Task details | Reproduce verbatim the lines from the first one through the line that contains "storm-small-cell [375,292,386,299]", both included.

——————

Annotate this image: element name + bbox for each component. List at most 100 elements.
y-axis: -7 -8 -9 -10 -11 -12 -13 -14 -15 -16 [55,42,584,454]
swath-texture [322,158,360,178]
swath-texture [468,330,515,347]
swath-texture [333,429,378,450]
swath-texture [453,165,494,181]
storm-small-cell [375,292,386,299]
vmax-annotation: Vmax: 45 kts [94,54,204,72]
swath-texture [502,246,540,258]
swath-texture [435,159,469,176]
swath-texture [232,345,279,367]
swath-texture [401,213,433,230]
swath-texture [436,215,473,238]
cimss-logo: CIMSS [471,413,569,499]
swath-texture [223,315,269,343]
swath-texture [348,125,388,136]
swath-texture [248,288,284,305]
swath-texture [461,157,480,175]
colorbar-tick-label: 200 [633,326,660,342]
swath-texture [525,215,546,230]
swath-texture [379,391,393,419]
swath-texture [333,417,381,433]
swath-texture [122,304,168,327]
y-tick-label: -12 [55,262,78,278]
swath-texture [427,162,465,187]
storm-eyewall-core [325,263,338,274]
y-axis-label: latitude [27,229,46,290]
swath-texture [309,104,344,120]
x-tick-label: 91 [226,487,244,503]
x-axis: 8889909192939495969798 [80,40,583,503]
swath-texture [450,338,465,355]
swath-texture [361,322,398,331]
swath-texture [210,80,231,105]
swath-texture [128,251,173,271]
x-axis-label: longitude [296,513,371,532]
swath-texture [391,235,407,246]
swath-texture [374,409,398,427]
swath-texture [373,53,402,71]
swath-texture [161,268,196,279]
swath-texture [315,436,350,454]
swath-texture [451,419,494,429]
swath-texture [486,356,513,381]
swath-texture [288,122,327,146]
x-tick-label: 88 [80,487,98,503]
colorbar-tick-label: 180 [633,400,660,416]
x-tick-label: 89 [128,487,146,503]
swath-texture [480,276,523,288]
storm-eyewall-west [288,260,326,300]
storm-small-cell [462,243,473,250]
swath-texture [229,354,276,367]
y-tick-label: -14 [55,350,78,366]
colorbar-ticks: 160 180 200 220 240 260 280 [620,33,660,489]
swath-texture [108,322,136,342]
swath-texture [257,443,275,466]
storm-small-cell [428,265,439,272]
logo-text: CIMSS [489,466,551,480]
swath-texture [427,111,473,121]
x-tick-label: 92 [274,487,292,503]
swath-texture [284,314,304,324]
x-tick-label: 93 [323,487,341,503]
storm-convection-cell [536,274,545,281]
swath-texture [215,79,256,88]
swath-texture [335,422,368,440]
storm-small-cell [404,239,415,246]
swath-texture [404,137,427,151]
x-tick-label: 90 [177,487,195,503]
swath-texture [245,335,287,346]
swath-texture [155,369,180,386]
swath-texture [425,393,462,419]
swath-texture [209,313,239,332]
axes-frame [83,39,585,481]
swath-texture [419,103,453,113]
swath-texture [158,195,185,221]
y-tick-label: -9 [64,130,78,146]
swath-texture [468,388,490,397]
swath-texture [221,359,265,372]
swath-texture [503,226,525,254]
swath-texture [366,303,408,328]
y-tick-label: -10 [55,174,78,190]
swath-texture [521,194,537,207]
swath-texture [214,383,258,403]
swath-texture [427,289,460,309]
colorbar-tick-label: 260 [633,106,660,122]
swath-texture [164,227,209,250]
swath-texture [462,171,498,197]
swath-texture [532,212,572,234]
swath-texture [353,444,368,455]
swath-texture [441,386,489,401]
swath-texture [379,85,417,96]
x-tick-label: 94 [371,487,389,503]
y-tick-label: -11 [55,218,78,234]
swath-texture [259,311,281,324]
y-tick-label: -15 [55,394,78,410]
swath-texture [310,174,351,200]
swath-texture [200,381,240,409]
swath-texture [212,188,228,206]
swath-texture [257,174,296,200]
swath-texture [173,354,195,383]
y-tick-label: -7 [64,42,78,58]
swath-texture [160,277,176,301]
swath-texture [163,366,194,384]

——————

Finished answer |
Annotate this image: element name + bbox for each component. List at most 100 elements.
y-axis: -7 -8 -9 -10 -11 -12 -13 -14 -15 -16 [55,42,584,454]
swath-texture [322,158,360,178]
swath-texture [468,330,515,347]
swath-texture [333,429,378,450]
swath-texture [453,165,494,181]
storm-small-cell [375,292,386,299]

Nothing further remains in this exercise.